* [LISTED ENTRIES]:
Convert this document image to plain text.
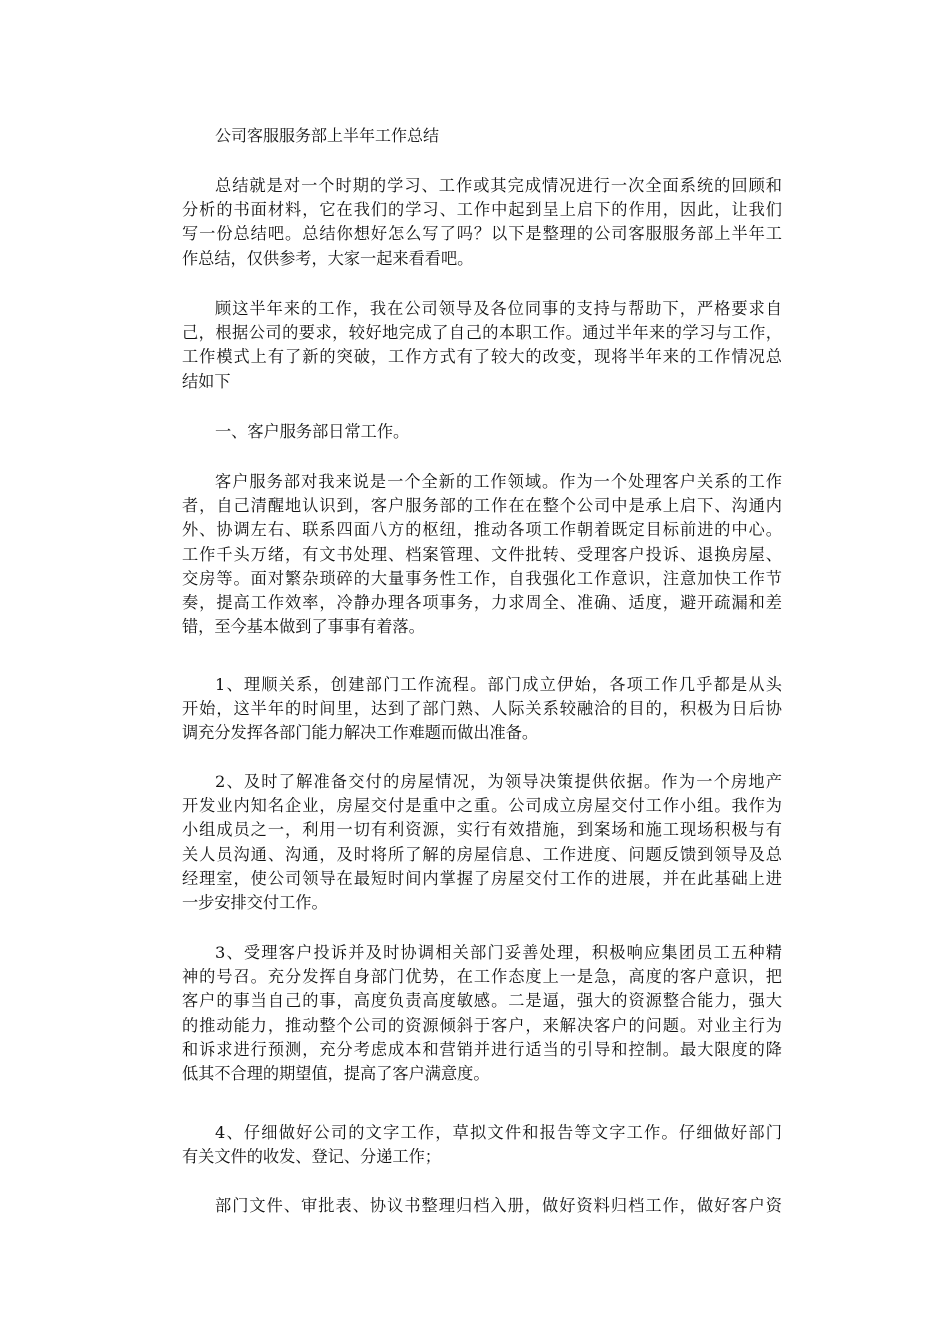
公司客服服务部上半年工作总结
总结就是对一个时期的学习、工作或其完成情况进行一次全面系统的回顾和
分析的书面材料，它在我们的学习、工作中起到呈上启下的作用，因此，让我们
写一份总结吧。总结你想好怎么写了吗？以下是整理的公司客服服务部上半年工
作总结，仅供参考，大家一起来看看吧。
顾这半年来的工作，我在公司领导及各位同事的支持与帮助下，严格要求自
己，根据公司的要求，较好地完成了自己的本职工作。通过半年来的学习与工作，
工作模式上有了新的突破，工作方式有了较大的改变，现将半年来的工作情况总
结如下
一、客户服务部日常工作。
客户服务部对我来说是一个全新的工作领域。作为一个处理客户关系的工作
者，自己清醒地认识到，客户服务部的工作在在整个公司中是承上启下、沟通内
外、协调左右、联系四面八方的枢纽，推动各项工作朝着既定目标前进的中心。
工作千头万绪，有文书处理、档案管理、文件批转、受理客户投诉、退换房屋、
交房等。面对繁杂琐碎的大量事务性工作，自我强化工作意识，注意加快工作节
奏，提高工作效率，冷静办理各项事务，力求周全、准确、适度，避开疏漏和差
错，至今基本做到了事事有着落。
1、理顺关系，创建部门工作流程。部门成立伊始，各项工作几乎都是从头
开始，这半年的时间里，达到了部门熟、人际关系较融洽的目的，积极为日后协
调充分发挥各部门能力解决工作难题而做出准备。
2、及时了解准备交付的房屋情况，为领导决策提供依据。作为一个房地产
开发业内知名企业，房屋交付是重中之重。公司成立房屋交付工作小组。我作为
小组成员之一，利用一切有利资源，实行有效措施，到案场和施工现场积极与有
关人员沟通、沟通，及时将所了解的房屋信息、工作进度、问题反馈到领导及总
经理室，使公司领导在最短时间内掌握了房屋交付工作的进展，并在此基础上进
一步安排交付工作。
3、受理客户投诉并及时协调相关部门妥善处理，积极响应集团员工五种精
神的号召。充分发挥自身部门优势，在工作态度上一是急，高度的客户意识，把
客户的事当自己的事，高度负责高度敏感。二是逼，强大的资源整合能力，强大
的推动能力，推动整个公司的资源倾斜于客户，来解决客户的问题。对业主行为
和诉求进行预测，充分考虑成本和营销并进行适当的引导和控制。最大限度的降
低其不合理的期望值，提高了客户满意度。
4、仔细做好公司的文字工作，草拟文件和报告等文字工作。仔细做好部门
有关文件的收发、登记、分递工作；
部门文件、审批表、协议书整理归档入册，做好资料归档工作，做好客户资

* [PROBLEM TO WORK ON]: Repeat the preceding records precisely, and leave every picture out of the copy.

* [SOLUTION TO THE EXERCISE]:
Convert this document image to plain text.
公司客服服务部上半年工作总结
总结就是对一个时期的学习、工作或其完成情况进行一次全面系统的回顾和
分析的书面材料，它在我们的学习、工作中起到呈上启下的作用，因此，让我们
写一份总结吧。总结你想好怎么写了吗？以下是整理的公司客服服务部上半年工
作总结，仅供参考，大家一起来看看吧。
顾这半年来的工作，我在公司领导及各位同事的支持与帮助下，严格要求自
己，根据公司的要求，较好地完成了自己的本职工作。通过半年来的学习与工作，
工作模式上有了新的突破，工作方式有了较大的改变，现将半年来的工作情况总
结如下
一、客户服务部日常工作。
客户服务部对我来说是一个全新的工作领域。作为一个处理客户关系的工作
者，自己清醒地认识到，客户服务部的工作在在整个公司中是承上启下、沟通内
外、协调左右、联系四面八方的枢纽，推动各项工作朝着既定目标前进的中心。
工作千头万绪，有文书处理、档案管理、文件批转、受理客户投诉、退换房屋、
交房等。面对繁杂琐碎的大量事务性工作，自我强化工作意识，注意加快工作节
奏，提高工作效率，冷静办理各项事务，力求周全、准确、适度，避开疏漏和差
错，至今基本做到了事事有着落。
1、理顺关系，创建部门工作流程。部门成立伊始，各项工作几乎都是从头
开始，这半年的时间里，达到了部门熟、人际关系较融洽的目的，积极为日后协
调充分发挥各部门能力解决工作难题而做出准备。
2、及时了解准备交付的房屋情况，为领导决策提供依据。作为一个房地产
开发业内知名企业，房屋交付是重中之重。公司成立房屋交付工作小组。我作为
小组成员之一，利用一切有利资源，实行有效措施，到案场和施工现场积极与有
关人员沟通、沟通，及时将所了解的房屋信息、工作进度、问题反馈到领导及总
经理室，使公司领导在最短时间内掌握了房屋交付工作的进展，并在此基础上进
一步安排交付工作。
3、受理客户投诉并及时协调相关部门妥善处理，积极响应集团员工五种精
神的号召。充分发挥自身部门优势，在工作态度上一是急，高度的客户意识，把
客户的事当自己的事，高度负责高度敏感。二是逼，强大的资源整合能力，强大
的推动能力，推动整个公司的资源倾斜于客户，来解决客户的问题。对业主行为
和诉求进行预测，充分考虑成本和营销并进行适当的引导和控制。最大限度的降
低其不合理的期望值，提高了客户满意度。
4、仔细做好公司的文字工作，草拟文件和报告等文字工作。仔细做好部门
有关文件的收发、登记、分递工作；
部门文件、审批表、协议书整理归档入册，做好资料归档工作，做好客户资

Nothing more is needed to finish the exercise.